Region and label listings
=-=-=
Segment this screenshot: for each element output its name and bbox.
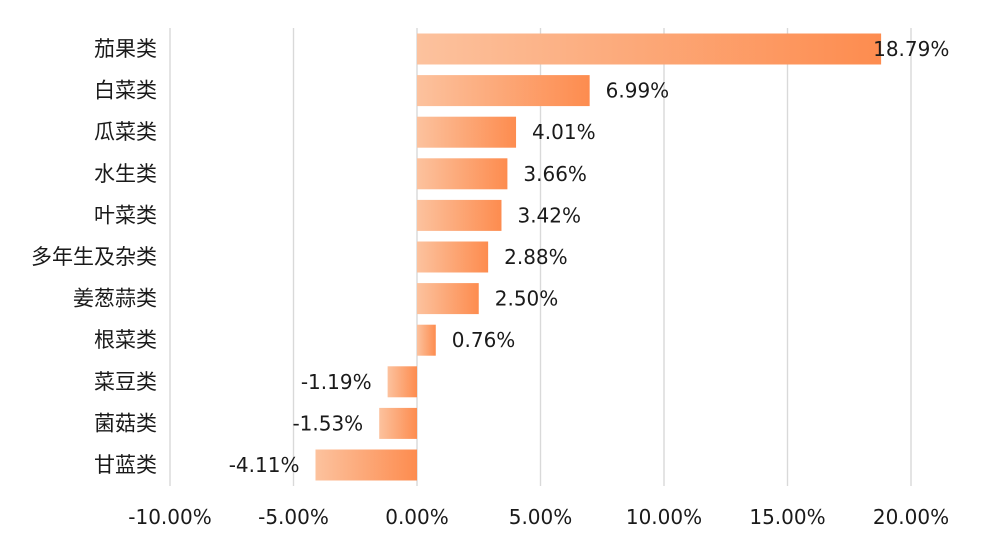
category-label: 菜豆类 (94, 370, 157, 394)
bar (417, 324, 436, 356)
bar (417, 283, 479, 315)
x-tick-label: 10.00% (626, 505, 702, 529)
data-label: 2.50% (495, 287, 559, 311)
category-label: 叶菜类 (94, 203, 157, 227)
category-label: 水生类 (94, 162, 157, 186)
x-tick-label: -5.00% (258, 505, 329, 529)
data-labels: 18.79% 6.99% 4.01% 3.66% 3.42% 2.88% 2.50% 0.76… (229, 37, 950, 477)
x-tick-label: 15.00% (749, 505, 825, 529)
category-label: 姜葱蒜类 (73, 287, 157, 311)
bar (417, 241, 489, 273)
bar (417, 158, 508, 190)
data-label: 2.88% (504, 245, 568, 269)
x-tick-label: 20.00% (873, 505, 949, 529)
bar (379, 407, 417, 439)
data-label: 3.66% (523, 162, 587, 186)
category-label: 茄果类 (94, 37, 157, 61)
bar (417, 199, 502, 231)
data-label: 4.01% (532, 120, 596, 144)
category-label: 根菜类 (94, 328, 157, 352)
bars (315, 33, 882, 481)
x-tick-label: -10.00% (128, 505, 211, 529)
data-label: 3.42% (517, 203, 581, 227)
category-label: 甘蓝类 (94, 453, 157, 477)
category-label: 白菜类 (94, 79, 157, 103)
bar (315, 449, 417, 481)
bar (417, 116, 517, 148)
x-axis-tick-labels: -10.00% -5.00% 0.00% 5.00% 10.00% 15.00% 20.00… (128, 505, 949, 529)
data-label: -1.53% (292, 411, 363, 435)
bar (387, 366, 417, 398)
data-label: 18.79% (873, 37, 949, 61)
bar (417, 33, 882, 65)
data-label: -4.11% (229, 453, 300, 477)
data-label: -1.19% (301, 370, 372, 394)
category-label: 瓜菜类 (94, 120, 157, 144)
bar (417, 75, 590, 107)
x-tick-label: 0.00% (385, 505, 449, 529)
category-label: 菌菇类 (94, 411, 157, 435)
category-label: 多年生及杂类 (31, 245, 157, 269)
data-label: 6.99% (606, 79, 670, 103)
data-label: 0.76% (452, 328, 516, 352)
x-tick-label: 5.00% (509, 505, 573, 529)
=-=-=
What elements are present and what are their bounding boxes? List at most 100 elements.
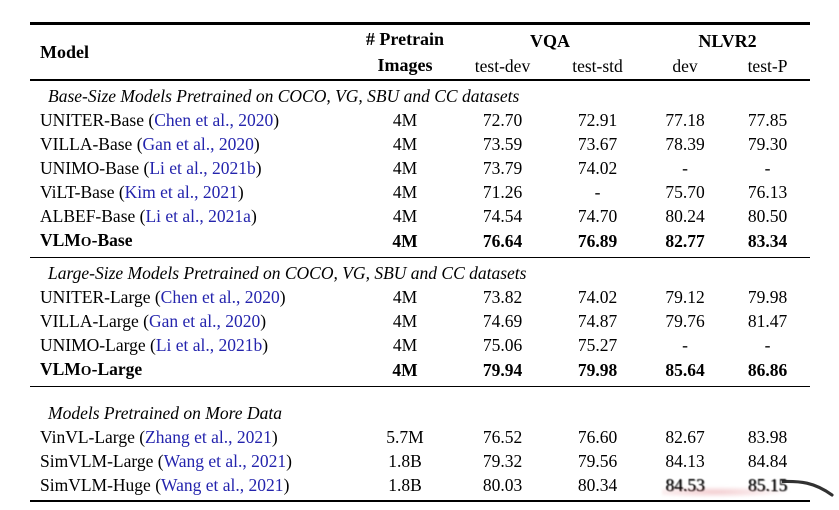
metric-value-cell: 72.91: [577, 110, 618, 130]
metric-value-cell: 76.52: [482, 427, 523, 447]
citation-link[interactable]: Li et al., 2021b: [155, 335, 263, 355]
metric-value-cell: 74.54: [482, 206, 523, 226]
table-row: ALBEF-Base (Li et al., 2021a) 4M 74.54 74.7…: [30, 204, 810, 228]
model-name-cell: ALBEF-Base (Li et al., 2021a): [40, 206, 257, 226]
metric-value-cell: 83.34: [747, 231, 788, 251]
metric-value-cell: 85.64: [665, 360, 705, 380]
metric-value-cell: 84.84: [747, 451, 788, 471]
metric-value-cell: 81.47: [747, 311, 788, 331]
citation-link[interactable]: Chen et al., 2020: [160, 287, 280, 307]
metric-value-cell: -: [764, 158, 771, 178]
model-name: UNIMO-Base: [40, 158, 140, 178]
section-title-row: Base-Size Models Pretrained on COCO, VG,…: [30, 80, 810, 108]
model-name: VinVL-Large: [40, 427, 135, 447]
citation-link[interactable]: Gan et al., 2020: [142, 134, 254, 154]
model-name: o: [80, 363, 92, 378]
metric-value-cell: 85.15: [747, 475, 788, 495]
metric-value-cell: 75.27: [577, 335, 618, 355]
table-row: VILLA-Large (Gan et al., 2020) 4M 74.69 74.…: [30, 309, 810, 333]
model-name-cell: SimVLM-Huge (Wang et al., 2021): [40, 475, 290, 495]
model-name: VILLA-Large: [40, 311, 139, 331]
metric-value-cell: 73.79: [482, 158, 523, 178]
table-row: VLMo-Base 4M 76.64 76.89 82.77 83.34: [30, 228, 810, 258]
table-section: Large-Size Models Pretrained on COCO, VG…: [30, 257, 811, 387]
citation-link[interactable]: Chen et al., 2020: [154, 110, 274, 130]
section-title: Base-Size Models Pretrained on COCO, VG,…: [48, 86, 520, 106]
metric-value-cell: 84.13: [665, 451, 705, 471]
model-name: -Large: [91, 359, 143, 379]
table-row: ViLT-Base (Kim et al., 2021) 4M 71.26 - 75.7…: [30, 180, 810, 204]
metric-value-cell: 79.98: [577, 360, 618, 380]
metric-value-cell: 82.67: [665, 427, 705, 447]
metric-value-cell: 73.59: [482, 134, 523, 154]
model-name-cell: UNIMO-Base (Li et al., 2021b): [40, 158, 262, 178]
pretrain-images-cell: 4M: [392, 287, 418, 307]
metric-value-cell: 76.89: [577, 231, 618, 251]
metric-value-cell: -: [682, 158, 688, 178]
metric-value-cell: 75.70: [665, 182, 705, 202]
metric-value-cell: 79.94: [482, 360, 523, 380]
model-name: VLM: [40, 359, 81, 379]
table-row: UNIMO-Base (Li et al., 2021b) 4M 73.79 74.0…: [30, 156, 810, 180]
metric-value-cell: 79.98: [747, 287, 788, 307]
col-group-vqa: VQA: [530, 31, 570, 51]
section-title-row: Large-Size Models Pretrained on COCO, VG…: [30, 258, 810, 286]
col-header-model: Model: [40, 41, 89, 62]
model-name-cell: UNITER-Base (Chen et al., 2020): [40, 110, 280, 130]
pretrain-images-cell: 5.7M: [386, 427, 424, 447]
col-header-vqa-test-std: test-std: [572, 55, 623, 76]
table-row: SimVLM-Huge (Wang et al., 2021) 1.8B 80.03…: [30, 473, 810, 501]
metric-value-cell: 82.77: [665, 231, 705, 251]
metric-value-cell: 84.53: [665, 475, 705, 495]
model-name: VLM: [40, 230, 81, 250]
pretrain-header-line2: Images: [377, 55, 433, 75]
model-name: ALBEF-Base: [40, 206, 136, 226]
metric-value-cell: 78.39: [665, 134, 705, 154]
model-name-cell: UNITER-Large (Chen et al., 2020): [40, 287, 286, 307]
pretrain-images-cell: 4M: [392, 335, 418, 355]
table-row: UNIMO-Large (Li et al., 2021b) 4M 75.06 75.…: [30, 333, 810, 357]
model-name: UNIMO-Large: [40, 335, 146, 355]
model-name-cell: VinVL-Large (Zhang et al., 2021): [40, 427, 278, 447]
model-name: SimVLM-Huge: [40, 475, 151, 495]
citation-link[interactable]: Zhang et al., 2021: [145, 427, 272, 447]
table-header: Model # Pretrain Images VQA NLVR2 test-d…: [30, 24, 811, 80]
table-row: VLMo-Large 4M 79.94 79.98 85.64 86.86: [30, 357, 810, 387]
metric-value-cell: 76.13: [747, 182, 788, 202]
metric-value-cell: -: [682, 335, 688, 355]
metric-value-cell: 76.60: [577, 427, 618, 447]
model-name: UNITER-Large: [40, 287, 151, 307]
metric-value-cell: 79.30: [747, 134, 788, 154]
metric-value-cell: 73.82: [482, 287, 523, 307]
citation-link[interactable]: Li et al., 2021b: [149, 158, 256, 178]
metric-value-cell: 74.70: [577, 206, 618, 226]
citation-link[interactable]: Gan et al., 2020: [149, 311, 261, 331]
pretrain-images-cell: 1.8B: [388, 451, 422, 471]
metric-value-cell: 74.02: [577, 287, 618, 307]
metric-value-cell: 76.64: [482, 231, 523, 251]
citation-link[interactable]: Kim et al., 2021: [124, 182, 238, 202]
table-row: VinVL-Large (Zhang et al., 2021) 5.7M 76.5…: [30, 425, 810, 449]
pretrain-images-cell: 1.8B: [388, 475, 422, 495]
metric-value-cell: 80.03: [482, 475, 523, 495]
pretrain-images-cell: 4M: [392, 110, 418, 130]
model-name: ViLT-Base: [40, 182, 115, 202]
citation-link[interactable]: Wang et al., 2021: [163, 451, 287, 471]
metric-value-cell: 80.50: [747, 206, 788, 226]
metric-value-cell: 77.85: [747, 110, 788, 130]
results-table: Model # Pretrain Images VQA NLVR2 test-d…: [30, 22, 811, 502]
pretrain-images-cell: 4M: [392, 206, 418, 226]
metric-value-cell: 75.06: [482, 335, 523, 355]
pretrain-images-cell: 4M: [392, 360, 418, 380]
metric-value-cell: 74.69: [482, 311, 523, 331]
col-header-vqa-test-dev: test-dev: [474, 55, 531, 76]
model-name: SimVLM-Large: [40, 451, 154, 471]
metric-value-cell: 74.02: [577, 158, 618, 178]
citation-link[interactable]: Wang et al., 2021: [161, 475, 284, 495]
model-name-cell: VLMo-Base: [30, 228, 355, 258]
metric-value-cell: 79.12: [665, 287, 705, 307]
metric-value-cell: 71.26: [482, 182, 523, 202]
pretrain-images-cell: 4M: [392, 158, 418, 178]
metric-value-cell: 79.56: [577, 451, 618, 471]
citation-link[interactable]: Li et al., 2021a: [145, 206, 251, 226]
=-=-=
To do
Return the lines of the records above exactly, starting with the line that contains "metric-value-cell: 72.91: [577, 110, 618, 130]" and going on through the line that contains "metric-value-cell: 84.13: [665, 451, 705, 471]".

Result
metric-value-cell: 72.91: [577, 110, 618, 130]
metric-value-cell: 76.52: [482, 427, 523, 447]
citation-link[interactable]: Li et al., 2021b: [155, 335, 263, 355]
metric-value-cell: 74.54: [482, 206, 523, 226]
table-row: ALBEF-Base (Li et al., 2021a) 4M 74.54 74.7…: [30, 204, 810, 228]
model-name-cell: ALBEF-Base (Li et al., 2021a): [40, 206, 257, 226]
metric-value-cell: 83.34: [747, 231, 788, 251]
metric-value-cell: 85.64: [665, 360, 705, 380]
metric-value-cell: 84.84: [747, 451, 788, 471]
metric-value-cell: 81.47: [747, 311, 788, 331]
citation-link[interactable]: Chen et al., 2020: [160, 287, 280, 307]
metric-value-cell: -: [764, 158, 771, 178]
model-name: UNIMO-Base: [40, 158, 140, 178]
section-title-row: Base-Size Models Pretrained on COCO, VG,…: [30, 80, 810, 108]
model-name: VinVL-Large: [40, 427, 135, 447]
citation-link[interactable]: Gan et al., 2020: [142, 134, 254, 154]
model-name: o: [80, 363, 92, 378]
metric-value-cell: 85.15: [747, 475, 788, 495]
metric-value-cell: 75.27: [577, 335, 618, 355]
table-row: VILLA-Large (Gan et al., 2020) 4M 74.69 74.…: [30, 309, 810, 333]
model-name-cell: SimVLM-Huge (Wang et al., 2021): [40, 475, 290, 495]
model-name: VILLA-Large: [40, 311, 139, 331]
metric-value-cell: 73.79: [482, 158, 523, 178]
table-row: VLMo-Base 4M 76.64 76.89 82.77 83.34: [30, 228, 810, 258]
table-section: Large-Size Models Pretrained on COCO, VG…: [30, 257, 811, 387]
citation-link[interactable]: Chen et al., 2020: [154, 110, 274, 130]
section-title: Base-Size Models Pretrained on COCO, VG,…: [48, 86, 520, 106]
metric-value-cell: 84.13: [665, 451, 705, 471]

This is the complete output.